> [WORK TO BE COMPLETED]
Count the lines containing "ROAD". Give the number alone.

(Dataset rows)
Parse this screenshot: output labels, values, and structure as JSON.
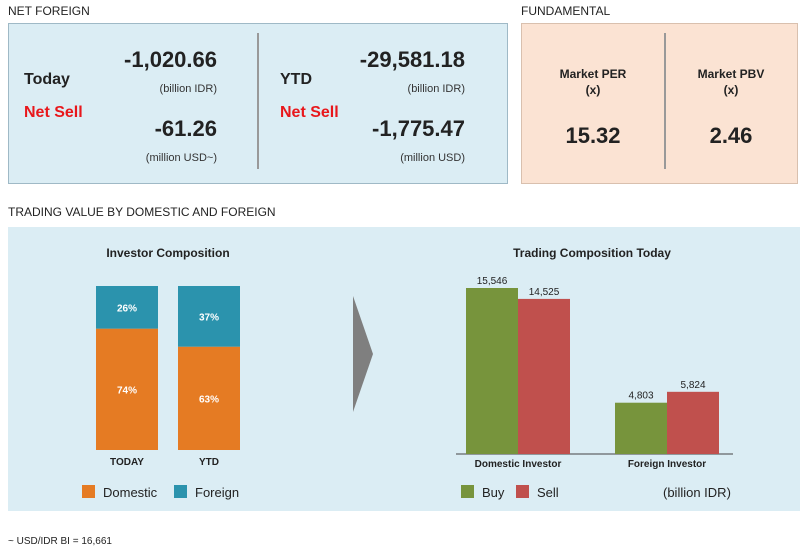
{
  "net_foreign": {
    "section_label": "NET FOREIGN",
    "today": {
      "label": "Today",
      "status": "Net Sell",
      "idr_value": "-1,020.66",
      "idr_unit": "(billion IDR)",
      "usd_value": "-61.26",
      "usd_unit": "(million USD~)"
    },
    "ytd": {
      "label": "YTD",
      "status": "Net Sell",
      "idr_value": "-29,581.18",
      "idr_unit": "(billion IDR)",
      "usd_value": "-1,775.47",
      "usd_unit": "(million USD)"
    }
  },
  "fundamental": {
    "section_label": "FUNDAMENTAL",
    "per": {
      "title": "Market PER",
      "sub": "(x)",
      "value": "15.32"
    },
    "pbv": {
      "title": "Market PBV",
      "sub": "(x)",
      "value": "2.46"
    }
  },
  "trading_section_label": "TRADING VALUE BY DOMESTIC AND FOREIGN",
  "colors": {
    "domestic": "#e57b23",
    "foreign": "#2b93ad",
    "buy": "#77943c",
    "sell": "#c0504d",
    "arrow": "#7f7f7f"
  },
  "chart_data": [
    {
      "type": "bar",
      "stacked": true,
      "title": "Investor Composition",
      "categories": [
        "TODAY",
        "YTD"
      ],
      "series": [
        {
          "name": "Domestic",
          "values": [
            74,
            63
          ],
          "labels": [
            "74%",
            "63%"
          ]
        },
        {
          "name": "Foreign",
          "values": [
            26,
            37
          ],
          "labels": [
            "26%",
            "37%"
          ]
        }
      ],
      "ylim": [
        0,
        100
      ],
      "legend": "bottom"
    },
    {
      "type": "bar",
      "title": "Trading Composition Today",
      "categories": [
        "Domestic Investor",
        "Foreign Investor"
      ],
      "series": [
        {
          "name": "Buy",
          "values": [
            15546,
            4803
          ],
          "labels": [
            "15,546",
            "4,803"
          ]
        },
        {
          "name": "Sell",
          "values": [
            14525,
            5824
          ],
          "labels": [
            "14,525",
            "5,824"
          ]
        }
      ],
      "unit_label": "(billion IDR)",
      "ylim": [
        0,
        16000
      ],
      "legend": "bottom"
    }
  ],
  "footnote": "~ USD/IDR BI = 16,661"
}
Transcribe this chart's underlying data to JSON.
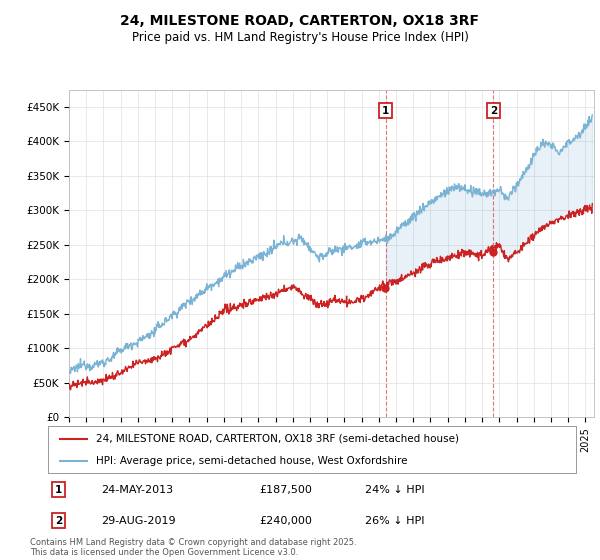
{
  "title": "24, MILESTONE ROAD, CARTERTON, OX18 3RF",
  "subtitle": "Price paid vs. HM Land Registry's House Price Index (HPI)",
  "ylabel_ticks": [
    "£0",
    "£50K",
    "£100K",
    "£150K",
    "£200K",
    "£250K",
    "£300K",
    "£350K",
    "£400K",
    "£450K"
  ],
  "ytick_values": [
    0,
    50000,
    100000,
    150000,
    200000,
    250000,
    300000,
    350000,
    400000,
    450000
  ],
  "ylim": [
    0,
    475000
  ],
  "xlim_start": 1995.0,
  "xlim_end": 2025.5,
  "hpi_color": "#7ab3d4",
  "price_color": "#cc2222",
  "sale1_x": 2013.39,
  "sale1_y": 187500,
  "sale2_x": 2019.66,
  "sale2_y": 240000,
  "sale1_label": "1",
  "sale2_label": "2",
  "sale1_date": "24-MAY-2013",
  "sale1_price": "£187,500",
  "sale1_hpi": "24% ↓ HPI",
  "sale2_date": "29-AUG-2019",
  "sale2_price": "£240,000",
  "sale2_hpi": "26% ↓ HPI",
  "legend_line1": "24, MILESTONE ROAD, CARTERTON, OX18 3RF (semi-detached house)",
  "legend_line2": "HPI: Average price, semi-detached house, West Oxfordshire",
  "footer": "Contains HM Land Registry data © Crown copyright and database right 2025.\nThis data is licensed under the Open Government Licence v3.0.",
  "fig_width": 6.0,
  "fig_height": 5.6,
  "fig_dpi": 100
}
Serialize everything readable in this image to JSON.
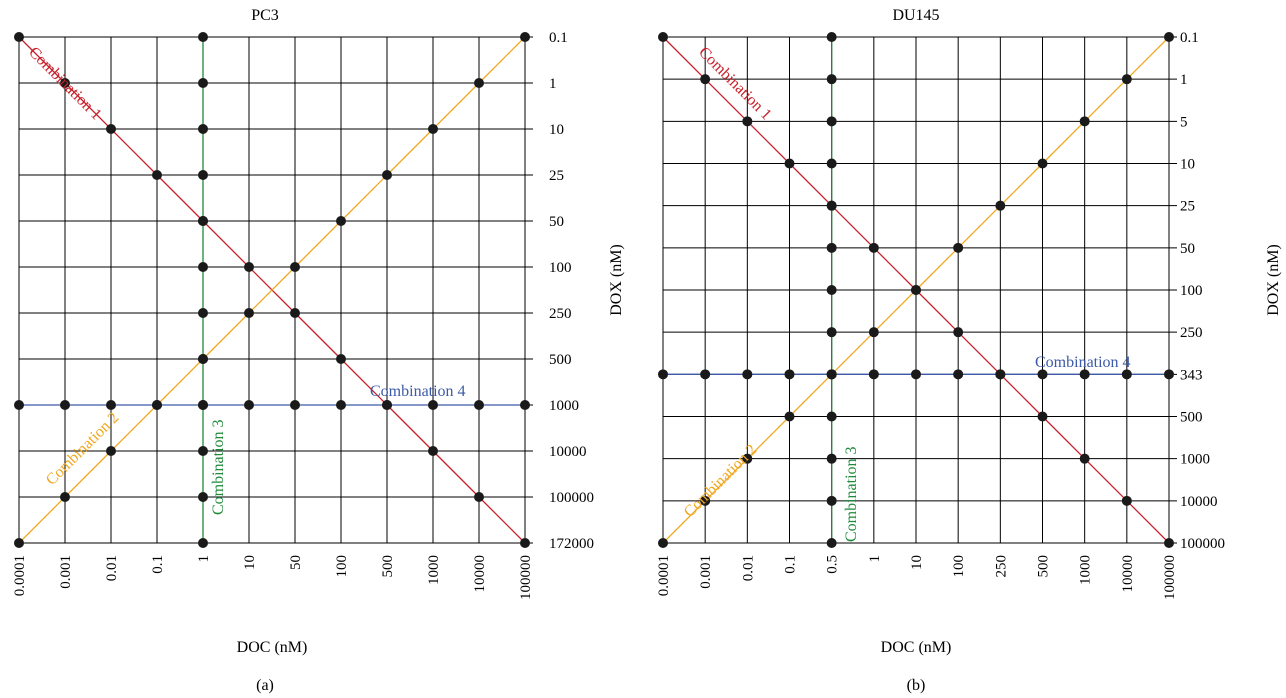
{
  "colors": {
    "grid": "#000000",
    "point": "#1a1a1a",
    "combination_1": "#c8202a",
    "combination_2": "#f0a820",
    "combination_3": "#1e8a3a",
    "combination_4": "#3d5aa8"
  },
  "chart_data": [
    {
      "type": "scatter",
      "title": "PC3",
      "panel_label": "(a)",
      "xlabel": "DOC (nM)",
      "ylabel": "DOX (nM)",
      "x_categories": [
        "0.0001",
        "0.001",
        "0.01",
        "0.1",
        "1",
        "10",
        "50",
        "100",
        "500",
        "1000",
        "10000",
        "100000"
      ],
      "y_categories": [
        "0.1",
        "1",
        "10",
        "25",
        "50",
        "100",
        "250",
        "500",
        "1000",
        "10000",
        "100000",
        "172000"
      ],
      "grid": true,
      "series": [
        {
          "name": "Combination 1",
          "points": [
            [
              "0.0001",
              "0.1"
            ],
            [
              "0.001",
              "1"
            ],
            [
              "0.01",
              "10"
            ],
            [
              "0.1",
              "25"
            ],
            [
              "1",
              "50"
            ],
            [
              "10",
              "100"
            ],
            [
              "50",
              "250"
            ],
            [
              "100",
              "500"
            ],
            [
              "500",
              "1000"
            ],
            [
              "1000",
              "10000"
            ],
            [
              "10000",
              "100000"
            ],
            [
              "100000",
              "172000"
            ]
          ]
        },
        {
          "name": "Combination 2",
          "points": [
            [
              "0.0001",
              "172000"
            ],
            [
              "0.001",
              "100000"
            ],
            [
              "0.01",
              "10000"
            ],
            [
              "0.1",
              "1000"
            ],
            [
              "1",
              "500"
            ],
            [
              "10",
              "250"
            ],
            [
              "50",
              "100"
            ],
            [
              "100",
              "50"
            ],
            [
              "500",
              "25"
            ],
            [
              "1000",
              "10"
            ],
            [
              "10000",
              "1"
            ],
            [
              "100000",
              "0.1"
            ]
          ]
        },
        {
          "name": "Combination 3",
          "points": [
            [
              "1",
              "0.1"
            ],
            [
              "1",
              "1"
            ],
            [
              "1",
              "10"
            ],
            [
              "1",
              "25"
            ],
            [
              "1",
              "50"
            ],
            [
              "1",
              "100"
            ],
            [
              "1",
              "250"
            ],
            [
              "1",
              "500"
            ],
            [
              "1",
              "1000"
            ],
            [
              "1",
              "10000"
            ],
            [
              "1",
              "100000"
            ],
            [
              "1",
              "172000"
            ]
          ]
        },
        {
          "name": "Combination 4",
          "points": [
            [
              "0.0001",
              "1000"
            ],
            [
              "0.001",
              "1000"
            ],
            [
              "0.01",
              "1000"
            ],
            [
              "0.1",
              "1000"
            ],
            [
              "1",
              "1000"
            ],
            [
              "10",
              "1000"
            ],
            [
              "50",
              "1000"
            ],
            [
              "100",
              "1000"
            ],
            [
              "500",
              "1000"
            ],
            [
              "1000",
              "1000"
            ],
            [
              "10000",
              "1000"
            ],
            [
              "100000",
              "1000"
            ]
          ]
        }
      ]
    },
    {
      "type": "scatter",
      "title": "DU145",
      "panel_label": "(b)",
      "xlabel": "DOC (nM)",
      "ylabel": "DOX (nM)",
      "x_categories": [
        "0.0001",
        "0.001",
        "0.01",
        "0.1",
        "0.5",
        "1",
        "10",
        "100",
        "250",
        "500",
        "1000",
        "10000",
        "100000"
      ],
      "y_categories": [
        "0.1",
        "1",
        "5",
        "10",
        "25",
        "50",
        "100",
        "250",
        "343",
        "500",
        "1000",
        "10000",
        "100000"
      ],
      "grid": true,
      "series": [
        {
          "name": "Combination 1",
          "points": [
            [
              "0.0001",
              "0.1"
            ],
            [
              "0.001",
              "1"
            ],
            [
              "0.01",
              "5"
            ],
            [
              "0.1",
              "10"
            ],
            [
              "0.5",
              "25"
            ],
            [
              "1",
              "50"
            ],
            [
              "10",
              "100"
            ],
            [
              "100",
              "250"
            ],
            [
              "250",
              "343"
            ],
            [
              "500",
              "500"
            ],
            [
              "1000",
              "1000"
            ],
            [
              "10000",
              "10000"
            ],
            [
              "100000",
              "100000"
            ]
          ]
        },
        {
          "name": "Combination 2",
          "points": [
            [
              "0.0001",
              "100000"
            ],
            [
              "0.001",
              "10000"
            ],
            [
              "0.01",
              "1000"
            ],
            [
              "0.1",
              "500"
            ],
            [
              "0.5",
              "343"
            ],
            [
              "1",
              "250"
            ],
            [
              "10",
              "100"
            ],
            [
              "100",
              "50"
            ],
            [
              "250",
              "25"
            ],
            [
              "500",
              "10"
            ],
            [
              "1000",
              "5"
            ],
            [
              "10000",
              "1"
            ],
            [
              "100000",
              "0.1"
            ]
          ]
        },
        {
          "name": "Combination 3",
          "points": [
            [
              "0.5",
              "0.1"
            ],
            [
              "0.5",
              "1"
            ],
            [
              "0.5",
              "5"
            ],
            [
              "0.5",
              "10"
            ],
            [
              "0.5",
              "25"
            ],
            [
              "0.5",
              "50"
            ],
            [
              "0.5",
              "100"
            ],
            [
              "0.5",
              "250"
            ],
            [
              "0.5",
              "343"
            ],
            [
              "0.5",
              "500"
            ],
            [
              "0.5",
              "1000"
            ],
            [
              "0.5",
              "10000"
            ],
            [
              "0.5",
              "100000"
            ]
          ]
        },
        {
          "name": "Combination 4",
          "points": [
            [
              "0.0001",
              "343"
            ],
            [
              "0.001",
              "343"
            ],
            [
              "0.01",
              "343"
            ],
            [
              "0.1",
              "343"
            ],
            [
              "0.5",
              "343"
            ],
            [
              "1",
              "343"
            ],
            [
              "10",
              "343"
            ],
            [
              "100",
              "343"
            ],
            [
              "250",
              "343"
            ],
            [
              "500",
              "343"
            ],
            [
              "1000",
              "343"
            ],
            [
              "10000",
              "343"
            ],
            [
              "100000",
              "343"
            ]
          ]
        }
      ]
    }
  ]
}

> [THE OUTPUT]
2